**Instructions for the task**
Could the lines from the one with "Parse this screenshot: output" through the end of the listing be restated exactly, with nothing else included?

**Information shown**
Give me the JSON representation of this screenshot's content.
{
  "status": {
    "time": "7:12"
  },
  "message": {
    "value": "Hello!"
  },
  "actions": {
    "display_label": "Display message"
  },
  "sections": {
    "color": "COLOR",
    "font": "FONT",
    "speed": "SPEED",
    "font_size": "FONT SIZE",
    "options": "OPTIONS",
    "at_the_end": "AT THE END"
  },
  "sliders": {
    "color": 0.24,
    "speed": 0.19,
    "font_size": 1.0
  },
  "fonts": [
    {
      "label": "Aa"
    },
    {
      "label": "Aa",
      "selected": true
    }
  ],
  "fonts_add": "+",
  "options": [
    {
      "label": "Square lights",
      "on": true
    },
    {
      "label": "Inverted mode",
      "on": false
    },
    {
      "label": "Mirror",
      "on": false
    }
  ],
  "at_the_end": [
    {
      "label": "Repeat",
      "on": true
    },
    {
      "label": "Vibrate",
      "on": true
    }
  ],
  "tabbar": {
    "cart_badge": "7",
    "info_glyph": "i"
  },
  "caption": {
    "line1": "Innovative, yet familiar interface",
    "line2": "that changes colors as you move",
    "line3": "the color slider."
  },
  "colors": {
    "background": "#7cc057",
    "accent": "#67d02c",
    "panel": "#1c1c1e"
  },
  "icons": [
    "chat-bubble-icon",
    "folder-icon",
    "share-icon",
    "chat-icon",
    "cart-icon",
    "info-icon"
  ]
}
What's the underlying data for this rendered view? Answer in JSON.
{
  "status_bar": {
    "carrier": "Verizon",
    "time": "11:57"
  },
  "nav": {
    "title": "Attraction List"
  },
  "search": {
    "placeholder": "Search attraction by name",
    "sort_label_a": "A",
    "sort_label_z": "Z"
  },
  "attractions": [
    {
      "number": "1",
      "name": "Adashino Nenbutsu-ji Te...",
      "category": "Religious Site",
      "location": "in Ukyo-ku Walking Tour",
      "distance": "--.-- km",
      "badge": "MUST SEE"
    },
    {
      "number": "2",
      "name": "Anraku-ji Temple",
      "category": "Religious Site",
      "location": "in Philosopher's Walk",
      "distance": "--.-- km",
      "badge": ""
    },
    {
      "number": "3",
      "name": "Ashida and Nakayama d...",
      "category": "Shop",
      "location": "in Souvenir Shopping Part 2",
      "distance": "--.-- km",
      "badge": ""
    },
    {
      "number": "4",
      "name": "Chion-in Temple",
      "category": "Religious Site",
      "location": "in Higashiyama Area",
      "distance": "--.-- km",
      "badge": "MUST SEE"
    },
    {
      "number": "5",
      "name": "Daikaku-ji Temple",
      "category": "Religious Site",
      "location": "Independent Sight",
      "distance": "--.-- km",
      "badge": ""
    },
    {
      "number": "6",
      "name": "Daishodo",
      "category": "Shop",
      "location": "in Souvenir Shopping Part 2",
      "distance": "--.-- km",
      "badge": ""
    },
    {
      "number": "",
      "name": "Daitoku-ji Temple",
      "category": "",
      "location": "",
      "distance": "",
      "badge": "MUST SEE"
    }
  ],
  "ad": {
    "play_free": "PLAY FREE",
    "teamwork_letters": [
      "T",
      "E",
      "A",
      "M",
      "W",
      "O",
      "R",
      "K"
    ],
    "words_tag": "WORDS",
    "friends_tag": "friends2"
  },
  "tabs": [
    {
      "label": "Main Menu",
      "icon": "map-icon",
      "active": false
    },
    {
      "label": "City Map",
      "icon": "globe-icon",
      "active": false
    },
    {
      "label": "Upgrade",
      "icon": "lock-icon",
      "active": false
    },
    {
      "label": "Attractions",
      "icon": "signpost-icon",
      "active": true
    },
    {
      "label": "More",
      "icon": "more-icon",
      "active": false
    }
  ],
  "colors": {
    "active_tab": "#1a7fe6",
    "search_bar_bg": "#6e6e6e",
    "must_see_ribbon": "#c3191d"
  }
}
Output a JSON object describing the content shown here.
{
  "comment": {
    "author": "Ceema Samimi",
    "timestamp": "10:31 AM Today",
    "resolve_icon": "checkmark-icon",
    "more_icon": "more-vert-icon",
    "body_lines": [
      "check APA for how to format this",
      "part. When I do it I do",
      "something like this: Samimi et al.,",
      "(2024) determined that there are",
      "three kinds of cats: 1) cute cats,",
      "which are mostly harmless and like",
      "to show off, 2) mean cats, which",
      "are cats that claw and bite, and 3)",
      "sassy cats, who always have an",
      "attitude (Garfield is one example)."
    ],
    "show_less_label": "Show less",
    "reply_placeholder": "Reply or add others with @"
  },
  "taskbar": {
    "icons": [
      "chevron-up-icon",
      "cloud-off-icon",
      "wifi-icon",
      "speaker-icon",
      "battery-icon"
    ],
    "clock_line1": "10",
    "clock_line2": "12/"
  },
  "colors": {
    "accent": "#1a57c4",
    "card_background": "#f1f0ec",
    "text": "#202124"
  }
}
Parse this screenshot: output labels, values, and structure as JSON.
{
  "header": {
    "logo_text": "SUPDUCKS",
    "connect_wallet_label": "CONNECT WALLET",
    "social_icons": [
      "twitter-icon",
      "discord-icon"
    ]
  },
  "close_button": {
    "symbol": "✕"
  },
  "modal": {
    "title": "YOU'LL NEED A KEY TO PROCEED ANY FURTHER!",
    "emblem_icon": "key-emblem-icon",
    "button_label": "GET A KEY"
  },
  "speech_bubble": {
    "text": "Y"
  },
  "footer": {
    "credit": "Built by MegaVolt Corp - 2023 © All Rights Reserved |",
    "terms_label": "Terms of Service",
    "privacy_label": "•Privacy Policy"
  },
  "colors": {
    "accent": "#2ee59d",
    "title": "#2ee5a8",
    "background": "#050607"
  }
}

**Result of the exercise**
Parse this screenshot: output labels, values, and structure as JSON.
{
  "header": {
    "logo_text": "SUPDUCKS",
    "connect_wallet_label": "CONNECT WALLET",
    "social_icons": [
      "twitter-icon",
      "discord-icon"
    ]
  },
  "close_button": {
    "symbol": "✕"
  },
  "modal": {
    "title": "YOU'LL NEED A KEY TO PROCEED ANY FURTHER!",
    "emblem_icon": "key-emblem-icon",
    "button_label": "GET A KEY"
  },
  "speech_bubble": {
    "text": "Y"
  },
  "footer": {
    "credit": "Built by MegaVolt Corp - 2023 © All Rights Reserved |",
    "terms_label": "Terms of Service",
    "privacy_label": "•Privacy Policy"
  },
  "colors": {
    "accent": "#2ee59d",
    "title": "#2ee5a8",
    "background": "#050607"
  }
}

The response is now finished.